Task: Rewrite the stretch of the material below, from its first line through the line containing "value-label: 165: [201, 257, 221, 271]", as a JSON list of strings, one string per line, leaving out blank lines.

Data shown:
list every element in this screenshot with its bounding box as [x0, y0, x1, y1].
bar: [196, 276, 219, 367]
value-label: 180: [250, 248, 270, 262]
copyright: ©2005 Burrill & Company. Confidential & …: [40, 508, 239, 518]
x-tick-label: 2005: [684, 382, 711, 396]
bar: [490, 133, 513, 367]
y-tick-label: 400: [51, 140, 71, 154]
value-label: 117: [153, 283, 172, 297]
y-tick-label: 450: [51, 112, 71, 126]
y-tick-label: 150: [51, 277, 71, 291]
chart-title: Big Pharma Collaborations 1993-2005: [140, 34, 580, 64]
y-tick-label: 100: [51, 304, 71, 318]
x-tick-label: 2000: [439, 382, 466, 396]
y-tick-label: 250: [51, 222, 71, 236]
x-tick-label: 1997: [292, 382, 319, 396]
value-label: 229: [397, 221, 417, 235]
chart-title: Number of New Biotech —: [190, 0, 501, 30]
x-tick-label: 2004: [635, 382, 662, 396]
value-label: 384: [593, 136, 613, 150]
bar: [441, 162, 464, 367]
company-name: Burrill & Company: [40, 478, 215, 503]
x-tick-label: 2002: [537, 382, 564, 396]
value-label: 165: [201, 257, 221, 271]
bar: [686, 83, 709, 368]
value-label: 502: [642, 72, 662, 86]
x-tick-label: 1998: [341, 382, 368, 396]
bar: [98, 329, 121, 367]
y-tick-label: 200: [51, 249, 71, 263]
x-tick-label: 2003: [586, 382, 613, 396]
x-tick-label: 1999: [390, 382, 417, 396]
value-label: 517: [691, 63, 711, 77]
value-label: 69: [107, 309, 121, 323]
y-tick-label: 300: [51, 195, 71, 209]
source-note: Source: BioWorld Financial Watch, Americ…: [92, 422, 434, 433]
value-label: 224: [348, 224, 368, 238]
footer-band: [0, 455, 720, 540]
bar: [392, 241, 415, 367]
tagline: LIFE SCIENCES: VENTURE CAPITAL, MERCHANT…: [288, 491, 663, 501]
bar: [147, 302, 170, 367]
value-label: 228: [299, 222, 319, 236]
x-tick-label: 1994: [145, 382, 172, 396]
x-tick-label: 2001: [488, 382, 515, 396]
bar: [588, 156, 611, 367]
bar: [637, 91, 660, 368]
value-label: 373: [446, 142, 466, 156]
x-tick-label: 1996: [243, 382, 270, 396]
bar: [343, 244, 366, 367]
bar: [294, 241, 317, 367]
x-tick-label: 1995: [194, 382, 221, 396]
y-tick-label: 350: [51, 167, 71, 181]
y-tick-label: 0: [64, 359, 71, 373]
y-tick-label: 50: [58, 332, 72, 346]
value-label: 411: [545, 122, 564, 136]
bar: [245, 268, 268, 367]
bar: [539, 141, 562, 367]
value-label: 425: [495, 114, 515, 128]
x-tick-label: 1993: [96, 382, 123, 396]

Solution to this exercise:
[
  "list every element in this screenshot with its bounding box as [x0, y0, x1, y1].",
  "bar: [196, 276, 219, 367]",
  "value-label: 180: [250, 248, 270, 262]",
  "copyright: ©2005 Burrill & Company. Confidential & …: [40, 508, 239, 518]",
  "x-tick-label: 2005: [684, 382, 711, 396]",
  "bar: [490, 133, 513, 367]",
  "y-tick-label: 400: [51, 140, 71, 154]",
  "value-label: 117: [153, 283, 172, 297]",
  "y-tick-label: 450: [51, 112, 71, 126]",
  "y-tick-label: 150: [51, 277, 71, 291]",
  "chart-title: Big Pharma Collaborations 1993-2005: [140, 34, 580, 64]",
  "y-tick-label: 100: [51, 304, 71, 318]",
  "x-tick-label: 2000: [439, 382, 466, 396]",
  "y-tick-label: 250: [51, 222, 71, 236]",
  "x-tick-label: 1997: [292, 382, 319, 396]",
  "value-label: 229: [397, 221, 417, 235]",
  "chart-title: Number of New Biotech —: [190, 0, 501, 30]",
  "x-tick-label: 2004: [635, 382, 662, 396]",
  "value-label: 384: [593, 136, 613, 150]",
  "bar: [441, 162, 464, 367]",
  "company-name: Burrill & Company: [40, 478, 215, 503]",
  "x-tick-label: 2002: [537, 382, 564, 396]",
  "value-label: 165: [201, 257, 221, 271]"
]